● **DATA LINES**
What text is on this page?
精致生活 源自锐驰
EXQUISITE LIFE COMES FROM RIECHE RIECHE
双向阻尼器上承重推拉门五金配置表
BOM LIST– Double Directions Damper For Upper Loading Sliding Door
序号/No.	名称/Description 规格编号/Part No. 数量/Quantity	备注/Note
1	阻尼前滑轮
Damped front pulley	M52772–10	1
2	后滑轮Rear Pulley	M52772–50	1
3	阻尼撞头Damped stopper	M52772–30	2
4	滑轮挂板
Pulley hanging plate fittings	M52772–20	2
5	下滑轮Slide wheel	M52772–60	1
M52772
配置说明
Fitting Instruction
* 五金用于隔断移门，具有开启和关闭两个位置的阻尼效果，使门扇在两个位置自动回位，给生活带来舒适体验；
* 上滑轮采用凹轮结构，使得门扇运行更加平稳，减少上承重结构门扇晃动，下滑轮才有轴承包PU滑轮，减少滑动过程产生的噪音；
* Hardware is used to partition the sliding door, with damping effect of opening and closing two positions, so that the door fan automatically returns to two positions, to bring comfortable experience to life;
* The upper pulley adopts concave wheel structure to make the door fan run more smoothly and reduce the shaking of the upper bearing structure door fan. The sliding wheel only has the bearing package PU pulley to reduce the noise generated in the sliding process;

● **INSTRUCTION**
Print the records above in full, exactly.

● **CORRECT ANSWER**
What text is on this page?
精致生活 源自锐驰
EXQUISITE LIFE COMES FROM RIECHE RIECHE
双向阻尼器上承重推拉门五金配置表
BOM LIST– Double Directions Damper For Upper Loading Sliding Door
序号/No.	名称/Description 规格编号/Part No. 数量/Quantity	备注/Note
1	阻尼前滑轮
Damped front pulley	M52772–10	1
2	后滑轮Rear Pulley	M52772–50	1
3	阻尼撞头Damped stopper	M52772–30	2
4	滑轮挂板
Pulley hanging plate fittings	M52772–20	2
5	下滑轮Slide wheel	M52772–60	1
M52772
配置说明
Fitting Instruction
* 五金用于隔断移门，具有开启和关闭两个位置的阻尼效果，使门扇在两个位置自动回位，给生活带来舒适体验；
* 上滑轮采用凹轮结构，使得门扇运行更加平稳，减少上承重结构门扇晃动，下滑轮才有轴承包PU滑轮，减少滑动过程产生的噪音；
* Hardware is used to partition the sliding door, with damping effect of opening and closing two positions, so that the door fan automatically returns to two positions, to bring comfortable experience to life;
* The upper pulley adopts concave wheel structure to make the door fan run more smoothly and reduce the shaking of the upper bearing structure door fan. The sliding wheel only has the bearing package PU pulley to reduce the noise generated in the sliding process;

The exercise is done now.